> Exercise
Copy the records below exactly, leaving out every picture.

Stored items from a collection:
········

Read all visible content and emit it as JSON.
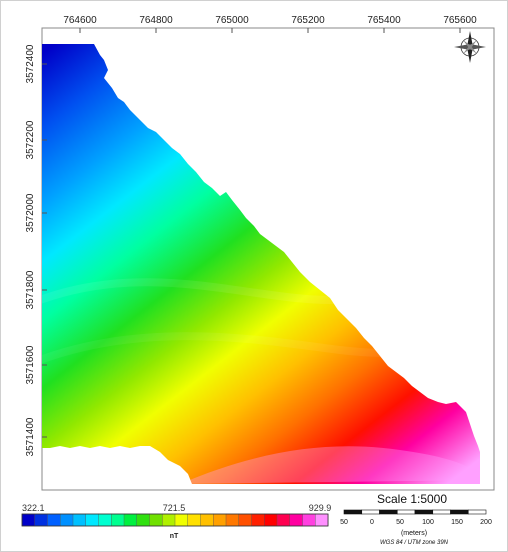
{
  "map": {
    "x_ticks": [
      "764600",
      "764800",
      "765000",
      "765200",
      "765400",
      "765600"
    ],
    "y_ticks": [
      "3572400",
      "3572200",
      "3572000",
      "3571800",
      "3571600",
      "3571400"
    ]
  },
  "north_arrow": {
    "icon": "compass-rose-icon"
  },
  "legend": {
    "min_label": "322.1",
    "mid_label": "721.5",
    "max_label": "929.9",
    "unit": "nT",
    "min_value": 322.1,
    "mid_value": 721.5,
    "max_value": 929.9,
    "colors": [
      "#0000c8",
      "#0030e0",
      "#0060ff",
      "#0090ff",
      "#00c0ff",
      "#00e8ff",
      "#00ffd0",
      "#00ff90",
      "#00f040",
      "#30e010",
      "#70e000",
      "#b0f000",
      "#f0ff00",
      "#ffe000",
      "#ffc000",
      "#ffa000",
      "#ff7800",
      "#ff5000",
      "#ff2000",
      "#ff0000",
      "#ff0050",
      "#ff00a0",
      "#ff40e0",
      "#ff90ff"
    ]
  },
  "scale": {
    "title": "Scale 1:5000",
    "ticks": [
      "50",
      "0",
      "50",
      "100",
      "150",
      "200"
    ],
    "unit": "(meters)",
    "projection": "WGS 84 / UTM zone 39N"
  }
}
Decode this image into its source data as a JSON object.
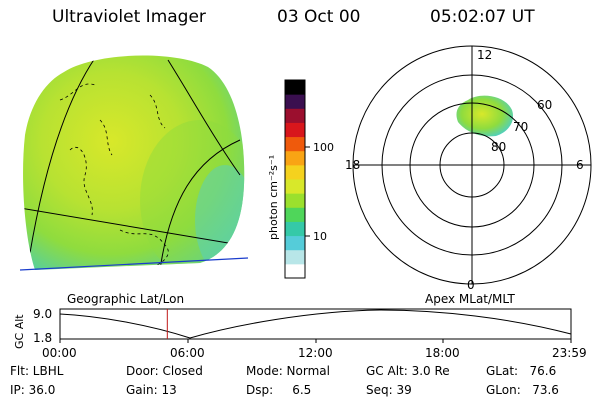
{
  "header": {
    "instrument": "Ultraviolet Imager",
    "date": "03 Oct 00",
    "time": "05:02:07 UT"
  },
  "colorbar": {
    "label": "photon cm⁻²s⁻¹",
    "ticks": [
      "100",
      "10"
    ],
    "colors": [
      "#ffffff",
      "#b8e6e8",
      "#55ccd9",
      "#35c9a8",
      "#4fd65a",
      "#9be02d",
      "#d8e82a",
      "#f5d21e",
      "#f9a414",
      "#ef5a0c",
      "#d8161c",
      "#9b0f2e",
      "#3a0f4f",
      "#000000"
    ]
  },
  "geo_image": {
    "label": "Geographic Lat/Lon"
  },
  "polar_plot": {
    "label": "Apex MLat/MLT",
    "mlt_labels": [
      "12",
      "18",
      "6",
      "0"
    ],
    "lat_labels": [
      "60",
      "70",
      "80"
    ]
  },
  "altitude_strip": {
    "ylabel": "GC Alt",
    "ytick_top": "9.0",
    "ytick_bottom": "1.8",
    "xticks": [
      "00:00",
      "06:00",
      "12:00",
      "18:00",
      "23:59"
    ],
    "current_time_marker_hours": 5.04
  },
  "info": {
    "flt": "Flt: LBHL",
    "ip": "IP: 36.0",
    "door": "Door: Closed",
    "gain": "Gain: 13",
    "mode": "Mode: Normal",
    "dsp": "Dsp:     6.5",
    "gcalt": "GC Alt: 3.0 Re",
    "seq": "Seq: 39",
    "glat": "GLat:   76.6",
    "glon": "GLon:   73.6"
  }
}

········

> Result of the exercise
Read all visible content and emit it as JSON.
{
  "map": {
    "x_ticks": [
      "764600",
      "764800",
      "765000",
      "765200",
      "765400",
      "765600"
    ],
    "y_ticks": [
      "3572400",
      "3572200",
      "3572000",
      "3571800",
      "3571600",
      "3571400"
    ]
  },
  "north_arrow": {
    "icon": "compass-rose-icon"
  },
  "legend": {
    "min_label": "322.1",
    "mid_label": "721.5",
    "max_label": "929.9",
    "unit": "nT",
    "min_value": 322.1,
    "mid_value": 721.5,
    "max_value": 929.9,
    "colors": [
      "#0000c8",
      "#0030e0",
      "#0060ff",
      "#0090ff",
      "#00c0ff",
      "#00e8ff",
      "#00ffd0",
      "#00ff90",
      "#00f040",
      "#30e010",
      "#70e000",
      "#b0f000",
      "#f0ff00",
      "#ffe000",
      "#ffc000",
      "#ffa000",
      "#ff7800",
      "#ff5000",
      "#ff2000",
      "#ff0000",
      "#ff0050",
      "#ff00a0",
      "#ff40e0",
      "#ff90ff"
    ]
  },
  "scale": {
    "title": "Scale 1:5000",
    "ticks": [
      "50",
      "0",
      "50",
      "100",
      "150",
      "200"
    ],
    "unit": "(meters)",
    "projection": "WGS 84 / UTM zone 39N"
  }
}
Decode this image into its source data as a JSON object.
{
  "header": {
    "instrument": "Ultraviolet Imager",
    "date": "03 Oct 00",
    "time": "05:02:07 UT"
  },
  "colorbar": {
    "label": "photon cm⁻²s⁻¹",
    "ticks": [
      "100",
      "10"
    ],
    "colors": [
      "#ffffff",
      "#b8e6e8",
      "#55ccd9",
      "#35c9a8",
      "#4fd65a",
      "#9be02d",
      "#d8e82a",
      "#f5d21e",
      "#f9a414",
      "#ef5a0c",
      "#d8161c",
      "#9b0f2e",
      "#3a0f4f",
      "#000000"
    ]
  },
  "geo_image": {
    "label": "Geographic Lat/Lon"
  },
  "polar_plot": {
    "label": "Apex MLat/MLT",
    "mlt_labels": [
      "12",
      "18",
      "6",
      "0"
    ],
    "lat_labels": [
      "60",
      "70",
      "80"
    ]
  },
  "altitude_strip": {
    "ylabel": "GC Alt",
    "ytick_top": "9.0",
    "ytick_bottom": "1.8",
    "xticks": [
      "00:00",
      "06:00",
      "12:00",
      "18:00",
      "23:59"
    ],
    "current_time_marker_hours": 5.04
  },
  "info": {
    "flt": "Flt: LBHL",
    "ip": "IP: 36.0",
    "door": "Door: Closed",
    "gain": "Gain: 13",
    "mode": "Mode: Normal",
    "dsp": "Dsp:     6.5",
    "gcalt": "GC Alt: 3.0 Re",
    "seq": "Seq: 39",
    "glat": "GLat:   76.6",
    "glon": "GLon:   73.6"
  }
}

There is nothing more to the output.